◆ EXERCISE OBJECTIVE ◆
Continue the mailing-list reply about mandatory codecs and interoperability, starting right after its last sentence.

◆ EXTRACTED TEXT ◆
───
While I have no doubt that people will begin supporting VP9 and/or H.265
before too long, the significant extra processing cost required to run
them anywhere near real-time will likely pose its own interoperability
barrier well beyond the challenges of choosing an MTI codec for anything
that might elect to only support those.

You're still going to need a lower complexity fallback for some time to
come if you actually care about broad interop.  Unless Daala manages a
clean sweep like Opus did.


> > * it is functionally equivalent to an MTI that is not respected (and more honest)
> 
> [BA] No MTI is better than a disrespected MTI choice that continues to distract the WG.

Spoiling the marketing of people who don't care about interop is better
than spoiling the standard.


> > * there are audio-only devices (anyone remember those things called ‘telephones’?)
> 
> [BA] How did SIP somehow survive without an IETF mandatory to implement audio
> codec?

It ...  didn't?  SIP has so many ways to be completely non-interoperable
that as a global standard it's been completely stillborn.  Codecs are
the least of the many interoperability problems that ruined it by design.

It's effectively been contained to being a reinvention of proprietary
digital handset protocols bound to a particular brand of PBX, with few
guarantees beyond boundless user frustration once you mix equipment
from more than one vendor.
───
◆ INFORMATION GIVEN ◆

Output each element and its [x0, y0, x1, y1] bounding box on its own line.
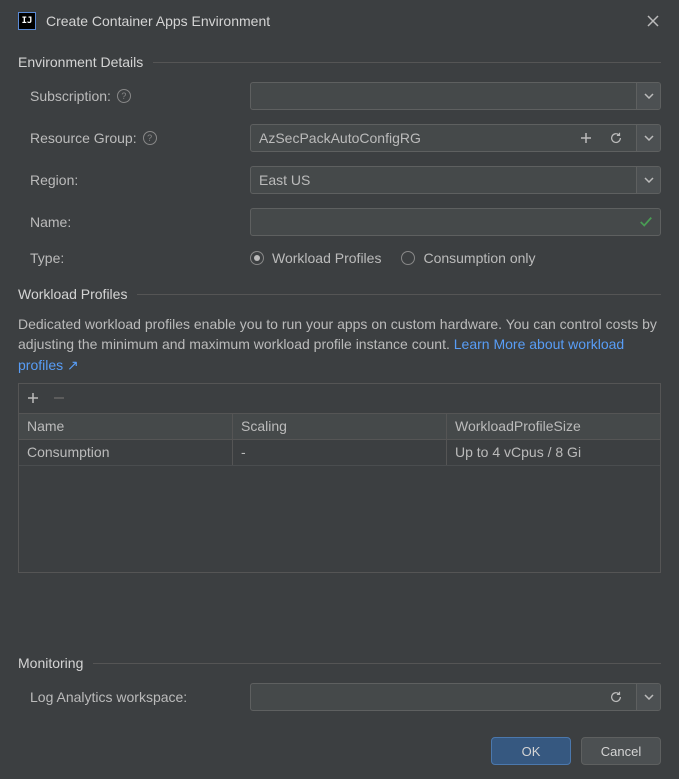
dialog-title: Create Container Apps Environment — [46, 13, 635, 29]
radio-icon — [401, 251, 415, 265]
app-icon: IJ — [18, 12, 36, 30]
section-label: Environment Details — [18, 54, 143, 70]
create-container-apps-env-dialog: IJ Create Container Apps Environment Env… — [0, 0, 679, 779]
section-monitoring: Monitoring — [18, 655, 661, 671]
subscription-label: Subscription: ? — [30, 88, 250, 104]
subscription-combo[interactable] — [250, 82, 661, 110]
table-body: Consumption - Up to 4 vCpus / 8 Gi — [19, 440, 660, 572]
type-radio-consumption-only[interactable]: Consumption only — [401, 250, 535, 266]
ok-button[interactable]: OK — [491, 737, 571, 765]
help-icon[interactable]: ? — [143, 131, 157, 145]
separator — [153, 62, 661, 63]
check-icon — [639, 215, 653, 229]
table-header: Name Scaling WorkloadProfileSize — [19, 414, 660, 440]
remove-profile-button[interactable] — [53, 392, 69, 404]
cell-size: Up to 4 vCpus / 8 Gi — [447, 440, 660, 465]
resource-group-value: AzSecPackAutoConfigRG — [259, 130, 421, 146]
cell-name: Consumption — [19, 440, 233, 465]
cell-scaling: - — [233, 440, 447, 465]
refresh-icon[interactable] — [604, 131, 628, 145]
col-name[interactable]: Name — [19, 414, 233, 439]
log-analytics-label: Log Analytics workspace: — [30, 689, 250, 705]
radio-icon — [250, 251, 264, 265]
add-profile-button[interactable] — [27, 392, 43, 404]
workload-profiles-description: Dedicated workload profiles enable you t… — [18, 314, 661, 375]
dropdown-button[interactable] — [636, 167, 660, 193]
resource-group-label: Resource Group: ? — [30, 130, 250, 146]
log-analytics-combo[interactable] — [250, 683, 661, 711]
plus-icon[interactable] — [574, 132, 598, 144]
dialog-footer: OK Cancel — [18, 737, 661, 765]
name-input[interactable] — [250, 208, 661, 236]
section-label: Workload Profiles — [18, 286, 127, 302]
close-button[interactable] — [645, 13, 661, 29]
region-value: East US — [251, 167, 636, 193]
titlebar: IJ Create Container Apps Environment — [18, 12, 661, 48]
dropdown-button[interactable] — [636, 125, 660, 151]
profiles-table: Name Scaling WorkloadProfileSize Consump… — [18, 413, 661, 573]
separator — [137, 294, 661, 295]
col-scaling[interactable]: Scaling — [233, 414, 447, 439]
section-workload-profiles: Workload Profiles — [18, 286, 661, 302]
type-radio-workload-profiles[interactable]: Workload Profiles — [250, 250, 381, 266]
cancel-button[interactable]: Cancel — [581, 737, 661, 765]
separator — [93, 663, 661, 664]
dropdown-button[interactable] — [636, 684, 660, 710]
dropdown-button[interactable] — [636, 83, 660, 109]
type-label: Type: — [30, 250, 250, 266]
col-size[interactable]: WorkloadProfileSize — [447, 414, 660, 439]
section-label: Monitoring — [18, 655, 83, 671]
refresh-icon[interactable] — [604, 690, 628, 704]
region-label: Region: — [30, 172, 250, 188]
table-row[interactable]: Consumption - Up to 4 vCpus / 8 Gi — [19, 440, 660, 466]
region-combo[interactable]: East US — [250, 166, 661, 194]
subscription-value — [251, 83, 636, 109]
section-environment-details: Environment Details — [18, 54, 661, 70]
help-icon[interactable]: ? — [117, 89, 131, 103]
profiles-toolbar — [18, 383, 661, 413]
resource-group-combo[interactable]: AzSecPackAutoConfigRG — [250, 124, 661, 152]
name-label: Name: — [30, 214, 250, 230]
───
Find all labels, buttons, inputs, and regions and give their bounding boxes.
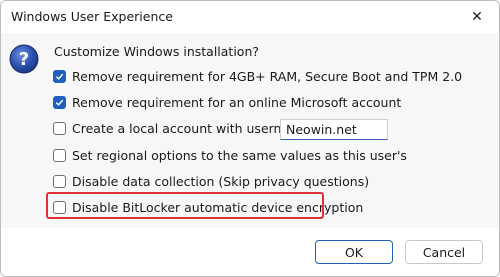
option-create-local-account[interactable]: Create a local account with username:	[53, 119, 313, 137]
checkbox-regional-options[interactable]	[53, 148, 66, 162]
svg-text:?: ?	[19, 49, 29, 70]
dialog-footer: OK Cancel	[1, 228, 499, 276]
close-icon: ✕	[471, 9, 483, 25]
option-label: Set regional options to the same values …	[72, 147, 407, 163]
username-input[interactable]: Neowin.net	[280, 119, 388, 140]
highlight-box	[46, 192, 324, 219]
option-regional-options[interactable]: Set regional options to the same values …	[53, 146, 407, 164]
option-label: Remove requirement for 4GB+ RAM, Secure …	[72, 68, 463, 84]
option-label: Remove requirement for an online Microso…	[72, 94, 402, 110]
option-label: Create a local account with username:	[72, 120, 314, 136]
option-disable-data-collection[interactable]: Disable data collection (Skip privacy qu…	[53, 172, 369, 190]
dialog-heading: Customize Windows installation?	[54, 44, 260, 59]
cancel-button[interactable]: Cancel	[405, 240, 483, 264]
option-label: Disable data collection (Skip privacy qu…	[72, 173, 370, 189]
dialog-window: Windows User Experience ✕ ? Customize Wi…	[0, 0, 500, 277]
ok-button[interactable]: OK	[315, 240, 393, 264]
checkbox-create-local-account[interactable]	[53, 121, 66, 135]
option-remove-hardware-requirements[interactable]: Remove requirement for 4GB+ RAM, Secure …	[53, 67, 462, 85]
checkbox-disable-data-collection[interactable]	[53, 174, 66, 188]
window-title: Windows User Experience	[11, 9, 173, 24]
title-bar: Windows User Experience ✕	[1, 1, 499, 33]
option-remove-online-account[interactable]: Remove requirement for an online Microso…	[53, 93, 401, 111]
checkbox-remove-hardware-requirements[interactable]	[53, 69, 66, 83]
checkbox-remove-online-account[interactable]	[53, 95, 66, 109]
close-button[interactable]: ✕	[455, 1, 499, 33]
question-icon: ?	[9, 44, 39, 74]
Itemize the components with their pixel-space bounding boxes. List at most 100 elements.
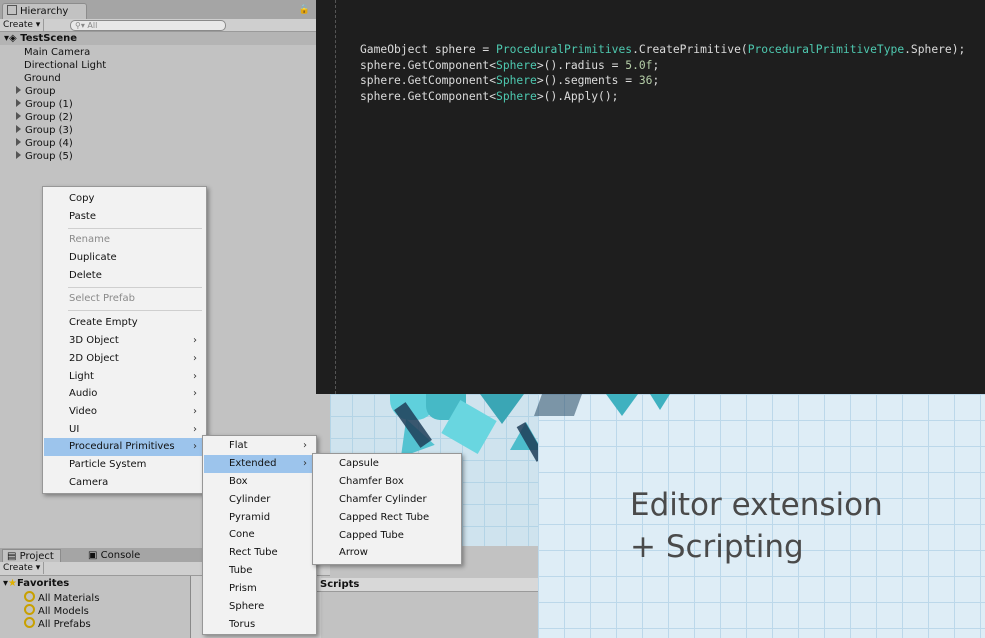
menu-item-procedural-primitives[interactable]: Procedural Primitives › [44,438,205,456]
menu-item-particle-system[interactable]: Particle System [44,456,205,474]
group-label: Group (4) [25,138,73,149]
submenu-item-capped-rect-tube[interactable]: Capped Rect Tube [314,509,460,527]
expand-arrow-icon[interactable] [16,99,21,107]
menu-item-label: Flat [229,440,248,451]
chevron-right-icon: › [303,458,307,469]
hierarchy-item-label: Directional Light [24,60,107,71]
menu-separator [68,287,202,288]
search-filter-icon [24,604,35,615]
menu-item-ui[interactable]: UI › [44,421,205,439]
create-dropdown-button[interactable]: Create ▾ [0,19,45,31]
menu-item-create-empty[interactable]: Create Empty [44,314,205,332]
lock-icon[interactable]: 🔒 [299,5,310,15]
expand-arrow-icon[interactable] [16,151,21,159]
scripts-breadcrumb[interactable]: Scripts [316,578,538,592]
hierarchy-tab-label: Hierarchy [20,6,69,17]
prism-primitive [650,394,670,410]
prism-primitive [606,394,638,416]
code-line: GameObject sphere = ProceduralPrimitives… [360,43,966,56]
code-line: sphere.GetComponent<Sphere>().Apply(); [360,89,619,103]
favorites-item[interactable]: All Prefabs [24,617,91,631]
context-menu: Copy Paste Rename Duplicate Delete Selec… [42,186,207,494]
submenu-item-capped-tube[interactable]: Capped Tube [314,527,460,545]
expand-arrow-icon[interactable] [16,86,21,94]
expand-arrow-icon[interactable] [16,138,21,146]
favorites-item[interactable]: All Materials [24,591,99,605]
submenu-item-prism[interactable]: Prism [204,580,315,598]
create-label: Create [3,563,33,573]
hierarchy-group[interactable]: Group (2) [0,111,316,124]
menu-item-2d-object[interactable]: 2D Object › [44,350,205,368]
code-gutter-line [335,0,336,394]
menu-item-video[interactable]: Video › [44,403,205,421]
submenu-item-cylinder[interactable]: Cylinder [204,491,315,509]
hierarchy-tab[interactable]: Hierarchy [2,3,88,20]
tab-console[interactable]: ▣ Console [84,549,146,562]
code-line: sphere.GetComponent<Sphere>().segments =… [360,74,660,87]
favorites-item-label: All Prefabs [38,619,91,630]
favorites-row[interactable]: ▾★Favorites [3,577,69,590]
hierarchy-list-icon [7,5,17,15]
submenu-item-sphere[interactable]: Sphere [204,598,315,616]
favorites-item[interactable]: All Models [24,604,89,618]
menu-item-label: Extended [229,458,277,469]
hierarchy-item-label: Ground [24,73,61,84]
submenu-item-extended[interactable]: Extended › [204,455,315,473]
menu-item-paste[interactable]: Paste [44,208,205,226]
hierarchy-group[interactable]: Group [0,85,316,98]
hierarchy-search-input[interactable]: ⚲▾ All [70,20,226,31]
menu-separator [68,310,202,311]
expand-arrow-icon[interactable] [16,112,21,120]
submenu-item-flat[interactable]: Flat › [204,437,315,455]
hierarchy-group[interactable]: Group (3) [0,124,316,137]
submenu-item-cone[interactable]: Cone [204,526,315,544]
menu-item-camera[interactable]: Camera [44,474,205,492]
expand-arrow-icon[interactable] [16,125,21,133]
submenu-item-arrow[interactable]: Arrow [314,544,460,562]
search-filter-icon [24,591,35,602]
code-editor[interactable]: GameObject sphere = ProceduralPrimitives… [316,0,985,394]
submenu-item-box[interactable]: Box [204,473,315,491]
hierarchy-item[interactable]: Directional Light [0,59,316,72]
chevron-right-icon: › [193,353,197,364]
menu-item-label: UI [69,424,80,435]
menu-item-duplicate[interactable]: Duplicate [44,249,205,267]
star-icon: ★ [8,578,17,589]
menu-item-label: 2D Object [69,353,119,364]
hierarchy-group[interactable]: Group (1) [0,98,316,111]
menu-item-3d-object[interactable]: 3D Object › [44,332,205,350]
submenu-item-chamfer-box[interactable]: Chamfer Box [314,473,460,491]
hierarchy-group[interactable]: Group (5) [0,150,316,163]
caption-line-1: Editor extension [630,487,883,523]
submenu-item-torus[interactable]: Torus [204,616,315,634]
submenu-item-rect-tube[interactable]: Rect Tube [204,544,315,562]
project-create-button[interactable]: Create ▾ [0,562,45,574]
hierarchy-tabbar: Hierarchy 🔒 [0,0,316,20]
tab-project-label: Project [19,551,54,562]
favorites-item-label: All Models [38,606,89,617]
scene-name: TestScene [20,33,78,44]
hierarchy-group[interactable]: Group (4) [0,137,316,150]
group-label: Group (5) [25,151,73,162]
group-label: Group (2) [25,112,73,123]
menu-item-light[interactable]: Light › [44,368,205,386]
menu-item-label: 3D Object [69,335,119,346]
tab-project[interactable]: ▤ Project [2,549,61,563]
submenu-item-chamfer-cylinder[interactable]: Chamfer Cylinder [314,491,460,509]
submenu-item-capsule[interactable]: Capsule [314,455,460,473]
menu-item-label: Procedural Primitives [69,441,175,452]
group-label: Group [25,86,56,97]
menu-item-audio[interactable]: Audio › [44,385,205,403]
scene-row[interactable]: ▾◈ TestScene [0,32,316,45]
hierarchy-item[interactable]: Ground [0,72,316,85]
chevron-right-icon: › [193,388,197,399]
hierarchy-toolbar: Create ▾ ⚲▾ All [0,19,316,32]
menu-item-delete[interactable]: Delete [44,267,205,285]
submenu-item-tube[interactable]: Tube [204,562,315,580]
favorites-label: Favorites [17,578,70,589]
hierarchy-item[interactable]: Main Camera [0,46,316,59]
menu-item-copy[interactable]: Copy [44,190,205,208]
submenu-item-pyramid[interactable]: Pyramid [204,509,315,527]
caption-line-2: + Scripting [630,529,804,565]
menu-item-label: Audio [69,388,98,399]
───
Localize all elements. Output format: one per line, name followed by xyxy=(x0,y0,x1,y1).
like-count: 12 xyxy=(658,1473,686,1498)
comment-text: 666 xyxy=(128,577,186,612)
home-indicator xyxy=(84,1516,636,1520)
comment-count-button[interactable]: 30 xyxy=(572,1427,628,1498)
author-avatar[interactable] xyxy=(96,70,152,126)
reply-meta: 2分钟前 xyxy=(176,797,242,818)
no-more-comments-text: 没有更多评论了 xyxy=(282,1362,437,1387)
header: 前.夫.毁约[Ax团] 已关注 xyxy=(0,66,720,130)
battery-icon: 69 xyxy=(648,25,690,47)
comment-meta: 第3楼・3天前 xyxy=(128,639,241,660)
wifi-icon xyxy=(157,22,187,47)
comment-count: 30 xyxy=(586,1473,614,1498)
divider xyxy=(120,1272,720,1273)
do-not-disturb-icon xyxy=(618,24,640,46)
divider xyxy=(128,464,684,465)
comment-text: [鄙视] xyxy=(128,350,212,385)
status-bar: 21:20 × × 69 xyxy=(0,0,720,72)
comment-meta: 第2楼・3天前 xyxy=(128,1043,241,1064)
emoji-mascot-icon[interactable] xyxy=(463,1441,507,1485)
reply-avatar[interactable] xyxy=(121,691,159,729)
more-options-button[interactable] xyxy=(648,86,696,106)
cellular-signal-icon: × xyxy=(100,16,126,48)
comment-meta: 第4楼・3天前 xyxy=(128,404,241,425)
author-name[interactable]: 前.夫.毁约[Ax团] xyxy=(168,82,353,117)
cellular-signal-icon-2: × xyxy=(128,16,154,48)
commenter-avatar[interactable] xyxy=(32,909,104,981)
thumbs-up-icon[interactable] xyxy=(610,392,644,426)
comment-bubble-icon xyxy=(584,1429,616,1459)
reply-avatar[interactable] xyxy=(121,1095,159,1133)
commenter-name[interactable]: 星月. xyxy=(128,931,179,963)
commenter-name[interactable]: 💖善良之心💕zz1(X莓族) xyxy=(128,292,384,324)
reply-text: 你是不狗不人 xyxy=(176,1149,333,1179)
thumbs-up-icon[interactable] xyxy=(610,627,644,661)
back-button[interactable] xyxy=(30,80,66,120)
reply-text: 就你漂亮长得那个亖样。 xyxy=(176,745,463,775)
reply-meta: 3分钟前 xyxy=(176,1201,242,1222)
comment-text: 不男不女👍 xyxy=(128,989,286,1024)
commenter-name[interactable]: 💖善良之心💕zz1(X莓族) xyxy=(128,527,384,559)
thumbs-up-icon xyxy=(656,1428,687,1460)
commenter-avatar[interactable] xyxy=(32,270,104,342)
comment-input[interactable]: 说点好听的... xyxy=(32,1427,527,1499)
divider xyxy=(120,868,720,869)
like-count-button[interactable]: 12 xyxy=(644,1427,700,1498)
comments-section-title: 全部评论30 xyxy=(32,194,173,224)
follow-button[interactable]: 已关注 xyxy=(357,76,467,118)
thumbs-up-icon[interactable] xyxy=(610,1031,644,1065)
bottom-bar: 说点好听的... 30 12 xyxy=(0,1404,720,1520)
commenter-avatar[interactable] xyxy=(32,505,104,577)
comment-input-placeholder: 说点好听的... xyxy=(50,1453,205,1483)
───
◆ ANSWER TO THIS TASK ◆
As a communication mechanism for connecting arbitrary remote peers it's
a complete failure.  If it wasn't, it's probably pretty safe to say this
working group would have never actually needed to form in the first place.
And maybe also safe to say that Microsoft would have never purchased
Skype :)

We should learn from those mistakes, not let people fool us again into
re-creating them.


> And if they had chosen something other than G.711, might that not have
> complicated RTCWEB discussions on the subject?

The PSTN?  You could trivially fit full band Opus into a single G.711
timeslot today.

But they don't for general use because, you know, interoperability.

And the PSTN *also* needs gateways to transcode G.711 to 'itself' in
some cases, because when people let the market decide, they came up
with two mutually incompatible companding algorithms.  So a standards
body had to step in and mandate which one wins when they collide, so
that we could have an actually global telephone network.  QED.